### TASK OBJECTIVE
The records underneath are to be repeated exactly, with the pictures left out.

·····

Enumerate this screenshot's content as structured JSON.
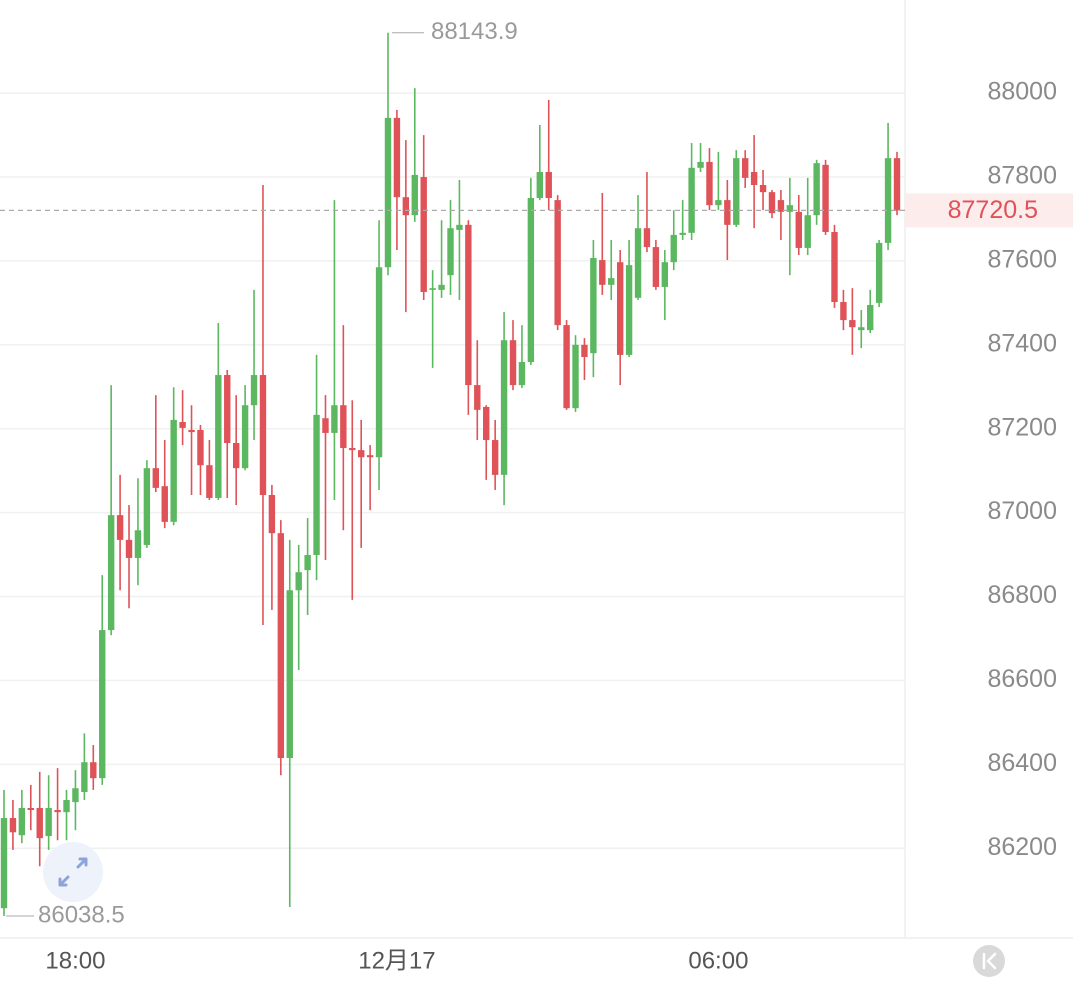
{
  "chart_data": {
    "type": "candlestick",
    "categories": [
      null,
      null,
      null,
      null,
      null,
      null,
      null,
      null,
      "18:00",
      null,
      null,
      null,
      null,
      null,
      null,
      null,
      null,
      null,
      null,
      null,
      null,
      null,
      null,
      null,
      null,
      null,
      null,
      null,
      null,
      null,
      null,
      null,
      null,
      null,
      null,
      null,
      null,
      null,
      null,
      null,
      null,
      null,
      null,
      null,
      "12月17",
      null,
      null,
      null,
      null,
      null,
      null,
      null,
      null,
      null,
      null,
      null,
      null,
      null,
      null,
      null,
      null,
      null,
      null,
      null,
      null,
      null,
      null,
      null,
      null,
      null,
      null,
      null,
      null,
      null,
      null,
      null,
      null,
      null,
      null,
      null,
      "06:00",
      null,
      null,
      null,
      null,
      null,
      null,
      null,
      null,
      null,
      null,
      null,
      null,
      null,
      null,
      null,
      null,
      null,
      null,
      null,
      null
    ],
    "open": [
      86057,
      86272,
      86231,
      86296,
      86296,
      86229,
      86291,
      86286,
      86310,
      86334,
      86405,
      86367,
      86720,
      86994,
      86935,
      86892,
      86923,
      87106,
      87063,
      86978,
      87216,
      87197,
      87197,
      87113,
      87035,
      87328,
      87166,
      87106,
      87256,
      87328,
      87042,
      86951,
      86415,
      86815,
      86863,
      86899,
      87225,
      87190,
      87256,
      87154,
      87149,
      87137,
      87132,
      87585,
      87941,
      87752,
      87709,
      87800,
      87531,
      87531,
      87566,
      87674,
      87686,
      87304,
      87252,
      87173,
      87090,
      87411,
      87304,
      87359,
      87750,
      87812,
      87745,
      87447,
      87249,
      87400,
      87380,
      87602,
      87543,
      87597,
      87376,
      87512,
      87678,
      87633,
      87538,
      87597,
      87662,
      87667,
      87822,
      87836,
      87733,
      87745,
      87686,
      87845,
      87812,
      87781,
      87764,
      87745,
      87717,
      87717,
      87631,
      87709,
      87829,
      87669,
      87502,
      87459,
      87435,
      87435,
      87500,
      87643,
      87845
    ],
    "high": [
      86339,
      86315,
      86339,
      86351,
      86382,
      86374,
      86391,
      86339,
      86386,
      86474,
      86446,
      86851,
      87304,
      87090,
      87018,
      87082,
      87125,
      87280,
      87173,
      87299,
      87292,
      87256,
      87209,
      87173,
      87452,
      87340,
      87280,
      87304,
      87531,
      87781,
      87066,
      86982,
      86935,
      86923,
      86987,
      87376,
      87280,
      87745,
      87447,
      87268,
      87221,
      87161,
      87697,
      88143.9,
      87960,
      87888,
      88012,
      87900,
      87578,
      87697,
      87745,
      87793,
      87697,
      87411,
      87256,
      87221,
      87478,
      87459,
      87447,
      87798,
      87924,
      87984,
      87757,
      87459,
      87423,
      87416,
      87650,
      87762,
      87650,
      87626,
      87650,
      87757,
      87812,
      87650,
      87626,
      87721,
      87745,
      87881,
      87881,
      87869,
      87860,
      87793,
      87864,
      87864,
      87900,
      87817,
      87769,
      87769,
      87798,
      87757,
      87798,
      87841,
      87841,
      87686,
      87531,
      87535,
      87483,
      87531,
      87650,
      87929,
      87860
    ],
    "low": [
      86038.5,
      86196,
      86212,
      86243,
      86157,
      86196,
      86219,
      86219,
      86243,
      86315,
      86339,
      86351,
      86708,
      86815,
      86772,
      86827,
      86916,
      87049,
      86963,
      86970,
      87161,
      87042,
      87042,
      87030,
      87030,
      87035,
      87018,
      87101,
      87173,
      86732,
      86768,
      86374,
      86060,
      86625,
      86756,
      86839,
      86887,
      87030,
      86958,
      86792,
      86916,
      87006,
      87054,
      87566,
      87626,
      87478,
      87693,
      87507,
      87345,
      87512,
      87519,
      87507,
      87233,
      87173,
      87078,
      87054,
      87018,
      87292,
      87297,
      87352,
      87745,
      87721,
      87435,
      87245,
      87240,
      87316,
      87323,
      87519,
      87507,
      87304,
      87371,
      87507,
      87621,
      87531,
      87459,
      87578,
      87650,
      87650,
      87812,
      87721,
      87721,
      87602,
      87681,
      87774,
      87678,
      87721,
      87702,
      87650,
      87566,
      87614,
      87614,
      87686,
      87662,
      87488,
      87435,
      87376,
      87392,
      87428,
      87490,
      87626,
      87709
    ],
    "close": [
      86272,
      86238,
      86296,
      86291,
      86224,
      86296,
      86286,
      86315,
      86343,
      86405,
      86367,
      86720,
      86994,
      86935,
      86892,
      86958,
      87106,
      87059,
      86978,
      87221,
      87202,
      87192,
      87113,
      87035,
      87328,
      87166,
      87106,
      87256,
      87328,
      87042,
      86951,
      86415,
      86815,
      86858,
      86899,
      87233,
      87190,
      87256,
      87154,
      87149,
      87132,
      87132,
      87585,
      87941,
      87752,
      87709,
      87805,
      87526,
      87535,
      87543,
      87678,
      87686,
      87304,
      87245,
      87173,
      87090,
      87411,
      87304,
      87359,
      87750,
      87812,
      87750,
      87447,
      87249,
      87400,
      87371,
      87607,
      87543,
      87559,
      87376,
      87590,
      87678,
      87633,
      87538,
      87597,
      87662,
      87667,
      87822,
      87836,
      87733,
      87745,
      87686,
      87845,
      87798,
      87781,
      87764,
      87714,
      87717,
      87733,
      87631,
      87709,
      87833,
      87669,
      87502,
      87459,
      87442,
      87442,
      87495,
      87643,
      87845,
      87720.5
    ],
    "up_color": "#5cb860",
    "down_color": "#de5258",
    "ylim": [
      85986,
      88222
    ],
    "yticks": [
      86200,
      86400,
      86600,
      86800,
      87000,
      87200,
      87400,
      87600,
      87800,
      88000
    ],
    "grid": true
  }
}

·····

### EXERCISE ANSWER
Enumerate this screenshot's content as structured JSON.
{
  "chart_data": {
    "type": "candlestick",
    "categories": [
      null,
      null,
      null,
      null,
      null,
      null,
      null,
      null,
      "18:00",
      null,
      null,
      null,
      null,
      null,
      null,
      null,
      null,
      null,
      null,
      null,
      null,
      null,
      null,
      null,
      null,
      null,
      null,
      null,
      null,
      null,
      null,
      null,
      null,
      null,
      null,
      null,
      null,
      null,
      null,
      null,
      null,
      null,
      null,
      null,
      "12月17",
      null,
      null,
      null,
      null,
      null,
      null,
      null,
      null,
      null,
      null,
      null,
      null,
      null,
      null,
      null,
      null,
      null,
      null,
      null,
      null,
      null,
      null,
      null,
      null,
      null,
      null,
      null,
      null,
      null,
      null,
      null,
      null,
      null,
      null,
      null,
      "06:00",
      null,
      null,
      null,
      null,
      null,
      null,
      null,
      null,
      null,
      null,
      null,
      null,
      null,
      null,
      null,
      null,
      null,
      null,
      null,
      null
    ],
    "open": [
      86057,
      86272,
      86231,
      86296,
      86296,
      86229,
      86291,
      86286,
      86310,
      86334,
      86405,
      86367,
      86720,
      86994,
      86935,
      86892,
      86923,
      87106,
      87063,
      86978,
      87216,
      87197,
      87197,
      87113,
      87035,
      87328,
      87166,
      87106,
      87256,
      87328,
      87042,
      86951,
      86415,
      86815,
      86863,
      86899,
      87225,
      87190,
      87256,
      87154,
      87149,
      87137,
      87132,
      87585,
      87941,
      87752,
      87709,
      87800,
      87531,
      87531,
      87566,
      87674,
      87686,
      87304,
      87252,
      87173,
      87090,
      87411,
      87304,
      87359,
      87750,
      87812,
      87745,
      87447,
      87249,
      87400,
      87380,
      87602,
      87543,
      87597,
      87376,
      87512,
      87678,
      87633,
      87538,
      87597,
      87662,
      87667,
      87822,
      87836,
      87733,
      87745,
      87686,
      87845,
      87812,
      87781,
      87764,
      87745,
      87717,
      87717,
      87631,
      87709,
      87829,
      87669,
      87502,
      87459,
      87435,
      87435,
      87500,
      87643,
      87845
    ],
    "high": [
      86339,
      86315,
      86339,
      86351,
      86382,
      86374,
      86391,
      86339,
      86386,
      86474,
      86446,
      86851,
      87304,
      87090,
      87018,
      87082,
      87125,
      87280,
      87173,
      87299,
      87292,
      87256,
      87209,
      87173,
      87452,
      87340,
      87280,
      87304,
      87531,
      87781,
      87066,
      86982,
      86935,
      86923,
      86987,
      87376,
      87280,
      87745,
      87447,
      87268,
      87221,
      87161,
      87697,
      88143.9,
      87960,
      87888,
      88012,
      87900,
      87578,
      87697,
      87745,
      87793,
      87697,
      87411,
      87256,
      87221,
      87478,
      87459,
      87447,
      87798,
      87924,
      87984,
      87757,
      87459,
      87423,
      87416,
      87650,
      87762,
      87650,
      87626,
      87650,
      87757,
      87812,
      87650,
      87626,
      87721,
      87745,
      87881,
      87881,
      87869,
      87860,
      87793,
      87864,
      87864,
      87900,
      87817,
      87769,
      87769,
      87798,
      87757,
      87798,
      87841,
      87841,
      87686,
      87531,
      87535,
      87483,
      87531,
      87650,
      87929,
      87860
    ],
    "low": [
      86038.5,
      86196,
      86212,
      86243,
      86157,
      86196,
      86219,
      86219,
      86243,
      86315,
      86339,
      86351,
      86708,
      86815,
      86772,
      86827,
      86916,
      87049,
      86963,
      86970,
      87161,
      87042,
      87042,
      87030,
      87030,
      87035,
      87018,
      87101,
      87173,
      86732,
      86768,
      86374,
      86060,
      86625,
      86756,
      86839,
      86887,
      87030,
      86958,
      86792,
      86916,
      87006,
      87054,
      87566,
      87626,
      87478,
      87693,
      87507,
      87345,
      87512,
      87519,
      87507,
      87233,
      87173,
      87078,
      87054,
      87018,
      87292,
      87297,
      87352,
      87745,
      87721,
      87435,
      87245,
      87240,
      87316,
      87323,
      87519,
      87507,
      87304,
      87371,
      87507,
      87621,
      87531,
      87459,
      87578,
      87650,
      87650,
      87812,
      87721,
      87721,
      87602,
      87681,
      87774,
      87678,
      87721,
      87702,
      87650,
      87566,
      87614,
      87614,
      87686,
      87662,
      87488,
      87435,
      87376,
      87392,
      87428,
      87490,
      87626,
      87709
    ],
    "close": [
      86272,
      86238,
      86296,
      86291,
      86224,
      86296,
      86286,
      86315,
      86343,
      86405,
      86367,
      86720,
      86994,
      86935,
      86892,
      86958,
      87106,
      87059,
      86978,
      87221,
      87202,
      87192,
      87113,
      87035,
      87328,
      87166,
      87106,
      87256,
      87328,
      87042,
      86951,
      86415,
      86815,
      86858,
      86899,
      87233,
      87190,
      87256,
      87154,
      87149,
      87132,
      87132,
      87585,
      87941,
      87752,
      87709,
      87805,
      87526,
      87535,
      87543,
      87678,
      87686,
      87304,
      87245,
      87173,
      87090,
      87411,
      87304,
      87359,
      87750,
      87812,
      87750,
      87447,
      87249,
      87400,
      87371,
      87607,
      87543,
      87559,
      87376,
      87590,
      87678,
      87633,
      87538,
      87597,
      87662,
      87667,
      87822,
      87836,
      87733,
      87745,
      87686,
      87845,
      87798,
      87781,
      87764,
      87714,
      87717,
      87733,
      87631,
      87709,
      87833,
      87669,
      87502,
      87459,
      87442,
      87442,
      87495,
      87643,
      87845,
      87720.5
    ],
    "up_color": "#5cb860",
    "down_color": "#de5258",
    "ylim": [
      85986,
      88222
    ],
    "yticks": [
      86200,
      86400,
      86600,
      86800,
      87000,
      87200,
      87400,
      87600,
      87800,
      88000
    ],
    "grid": true
  }
}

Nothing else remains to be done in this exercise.